→ WHAT IS EXPECTED
Extract from the listing each line in which the word "this" appears.

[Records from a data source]
'''

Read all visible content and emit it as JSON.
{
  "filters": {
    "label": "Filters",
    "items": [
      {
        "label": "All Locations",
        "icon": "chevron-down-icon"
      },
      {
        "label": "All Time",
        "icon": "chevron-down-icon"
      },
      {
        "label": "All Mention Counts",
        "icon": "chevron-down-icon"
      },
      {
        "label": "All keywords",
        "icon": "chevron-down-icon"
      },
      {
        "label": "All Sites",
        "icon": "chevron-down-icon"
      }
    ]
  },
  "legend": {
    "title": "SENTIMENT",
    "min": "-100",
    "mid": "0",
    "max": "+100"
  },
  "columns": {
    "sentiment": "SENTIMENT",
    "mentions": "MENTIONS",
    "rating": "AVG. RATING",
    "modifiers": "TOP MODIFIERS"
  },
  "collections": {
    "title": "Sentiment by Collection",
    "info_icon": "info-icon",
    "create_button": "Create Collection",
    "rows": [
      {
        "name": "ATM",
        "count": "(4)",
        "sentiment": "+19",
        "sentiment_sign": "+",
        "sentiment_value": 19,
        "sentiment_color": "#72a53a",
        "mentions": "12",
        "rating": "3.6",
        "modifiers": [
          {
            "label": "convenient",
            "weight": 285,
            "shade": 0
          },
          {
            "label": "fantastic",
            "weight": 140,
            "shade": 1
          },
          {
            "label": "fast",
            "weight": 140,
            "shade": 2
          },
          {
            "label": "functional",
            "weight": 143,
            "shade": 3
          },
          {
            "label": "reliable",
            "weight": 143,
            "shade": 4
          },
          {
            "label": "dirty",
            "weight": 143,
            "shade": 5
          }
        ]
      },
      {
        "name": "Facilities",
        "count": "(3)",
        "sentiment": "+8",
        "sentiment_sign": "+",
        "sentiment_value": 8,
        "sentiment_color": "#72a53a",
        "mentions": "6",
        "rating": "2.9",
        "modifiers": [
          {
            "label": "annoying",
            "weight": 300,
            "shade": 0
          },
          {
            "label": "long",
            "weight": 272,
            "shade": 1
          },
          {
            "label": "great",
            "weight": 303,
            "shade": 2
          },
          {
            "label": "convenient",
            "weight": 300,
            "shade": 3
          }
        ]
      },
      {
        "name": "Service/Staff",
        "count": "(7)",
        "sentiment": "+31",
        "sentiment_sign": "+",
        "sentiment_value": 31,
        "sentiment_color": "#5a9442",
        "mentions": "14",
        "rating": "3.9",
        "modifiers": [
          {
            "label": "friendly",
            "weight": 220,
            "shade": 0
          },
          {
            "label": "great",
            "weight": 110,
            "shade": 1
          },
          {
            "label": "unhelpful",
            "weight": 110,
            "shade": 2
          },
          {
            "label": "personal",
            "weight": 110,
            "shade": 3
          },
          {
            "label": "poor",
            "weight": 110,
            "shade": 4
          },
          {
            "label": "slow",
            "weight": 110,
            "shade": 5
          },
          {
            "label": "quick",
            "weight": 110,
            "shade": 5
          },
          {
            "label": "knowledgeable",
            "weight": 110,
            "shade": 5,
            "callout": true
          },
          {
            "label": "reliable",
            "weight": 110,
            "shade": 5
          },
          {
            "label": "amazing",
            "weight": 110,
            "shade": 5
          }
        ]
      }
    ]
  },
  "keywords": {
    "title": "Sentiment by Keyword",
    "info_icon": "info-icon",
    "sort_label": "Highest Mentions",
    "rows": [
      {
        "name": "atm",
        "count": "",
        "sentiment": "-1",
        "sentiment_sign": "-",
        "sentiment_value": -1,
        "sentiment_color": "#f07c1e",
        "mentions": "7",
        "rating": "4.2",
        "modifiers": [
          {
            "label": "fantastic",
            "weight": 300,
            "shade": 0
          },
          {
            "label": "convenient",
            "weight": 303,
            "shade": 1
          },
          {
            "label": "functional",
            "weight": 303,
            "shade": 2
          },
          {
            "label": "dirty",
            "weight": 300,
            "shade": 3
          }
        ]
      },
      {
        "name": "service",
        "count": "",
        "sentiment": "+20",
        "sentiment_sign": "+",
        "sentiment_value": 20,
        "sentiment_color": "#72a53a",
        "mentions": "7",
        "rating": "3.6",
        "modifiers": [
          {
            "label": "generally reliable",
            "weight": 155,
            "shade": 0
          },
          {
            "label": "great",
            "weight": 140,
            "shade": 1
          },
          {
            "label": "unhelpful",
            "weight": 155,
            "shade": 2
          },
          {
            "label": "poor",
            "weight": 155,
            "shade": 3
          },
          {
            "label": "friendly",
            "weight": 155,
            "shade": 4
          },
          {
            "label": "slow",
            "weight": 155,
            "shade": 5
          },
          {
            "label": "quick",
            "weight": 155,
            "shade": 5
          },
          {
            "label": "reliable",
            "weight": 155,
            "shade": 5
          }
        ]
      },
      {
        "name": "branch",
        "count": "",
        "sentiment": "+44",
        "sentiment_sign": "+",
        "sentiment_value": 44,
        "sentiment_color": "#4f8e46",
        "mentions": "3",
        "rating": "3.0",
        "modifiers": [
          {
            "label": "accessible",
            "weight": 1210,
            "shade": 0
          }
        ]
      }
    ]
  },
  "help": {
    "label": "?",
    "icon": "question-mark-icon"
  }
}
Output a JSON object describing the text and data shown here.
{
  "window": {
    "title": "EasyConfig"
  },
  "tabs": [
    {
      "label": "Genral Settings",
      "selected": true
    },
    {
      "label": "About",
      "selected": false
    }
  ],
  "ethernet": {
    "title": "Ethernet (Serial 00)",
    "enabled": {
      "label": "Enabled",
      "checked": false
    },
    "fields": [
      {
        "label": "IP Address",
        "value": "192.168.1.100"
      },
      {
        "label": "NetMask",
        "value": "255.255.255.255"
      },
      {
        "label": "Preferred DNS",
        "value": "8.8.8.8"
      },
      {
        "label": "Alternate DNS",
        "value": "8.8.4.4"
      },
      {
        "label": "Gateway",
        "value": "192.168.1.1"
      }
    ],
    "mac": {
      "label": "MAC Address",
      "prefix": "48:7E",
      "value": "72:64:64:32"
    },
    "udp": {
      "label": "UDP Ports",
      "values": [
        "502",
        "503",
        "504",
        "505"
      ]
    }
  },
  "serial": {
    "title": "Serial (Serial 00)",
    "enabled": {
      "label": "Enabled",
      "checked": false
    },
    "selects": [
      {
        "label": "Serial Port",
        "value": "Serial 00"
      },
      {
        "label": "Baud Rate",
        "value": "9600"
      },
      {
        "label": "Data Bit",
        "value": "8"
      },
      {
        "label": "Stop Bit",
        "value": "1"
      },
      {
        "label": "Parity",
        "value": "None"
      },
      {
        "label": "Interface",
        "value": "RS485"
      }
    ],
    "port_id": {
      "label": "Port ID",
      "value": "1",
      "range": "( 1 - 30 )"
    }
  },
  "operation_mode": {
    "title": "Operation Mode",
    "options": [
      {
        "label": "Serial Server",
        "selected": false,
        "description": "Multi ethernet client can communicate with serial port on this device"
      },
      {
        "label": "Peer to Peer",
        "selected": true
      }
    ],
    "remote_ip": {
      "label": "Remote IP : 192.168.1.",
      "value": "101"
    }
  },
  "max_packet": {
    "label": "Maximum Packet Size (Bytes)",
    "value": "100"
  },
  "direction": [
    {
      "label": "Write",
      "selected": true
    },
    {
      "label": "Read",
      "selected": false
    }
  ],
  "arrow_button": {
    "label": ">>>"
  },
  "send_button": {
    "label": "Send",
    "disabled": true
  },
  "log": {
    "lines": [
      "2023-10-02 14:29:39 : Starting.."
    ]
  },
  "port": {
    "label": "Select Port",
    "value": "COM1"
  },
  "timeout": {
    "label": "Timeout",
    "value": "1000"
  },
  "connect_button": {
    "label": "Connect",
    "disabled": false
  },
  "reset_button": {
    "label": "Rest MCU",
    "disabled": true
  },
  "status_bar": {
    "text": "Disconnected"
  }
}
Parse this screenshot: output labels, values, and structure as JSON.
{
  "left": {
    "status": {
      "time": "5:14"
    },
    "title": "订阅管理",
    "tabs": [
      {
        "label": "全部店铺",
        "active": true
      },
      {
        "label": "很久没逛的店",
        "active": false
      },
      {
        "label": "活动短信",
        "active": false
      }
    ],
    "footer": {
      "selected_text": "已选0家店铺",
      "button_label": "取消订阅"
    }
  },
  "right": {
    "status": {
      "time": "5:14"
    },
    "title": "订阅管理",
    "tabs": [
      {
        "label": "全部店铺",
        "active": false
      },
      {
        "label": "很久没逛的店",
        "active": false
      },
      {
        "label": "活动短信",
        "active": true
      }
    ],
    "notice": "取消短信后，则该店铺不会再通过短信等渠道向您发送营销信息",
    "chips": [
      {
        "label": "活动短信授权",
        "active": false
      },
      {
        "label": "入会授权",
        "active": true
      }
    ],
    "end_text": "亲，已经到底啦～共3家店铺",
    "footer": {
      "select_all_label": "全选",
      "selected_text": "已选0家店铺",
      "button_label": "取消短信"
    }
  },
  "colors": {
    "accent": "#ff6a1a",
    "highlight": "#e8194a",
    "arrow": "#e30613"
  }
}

'''

→ TASK RESPONSE
        "description": "Multi ethernet client can communicate with serial port on this device"
Parse this screenshot: output labels, values, and structure as JSON.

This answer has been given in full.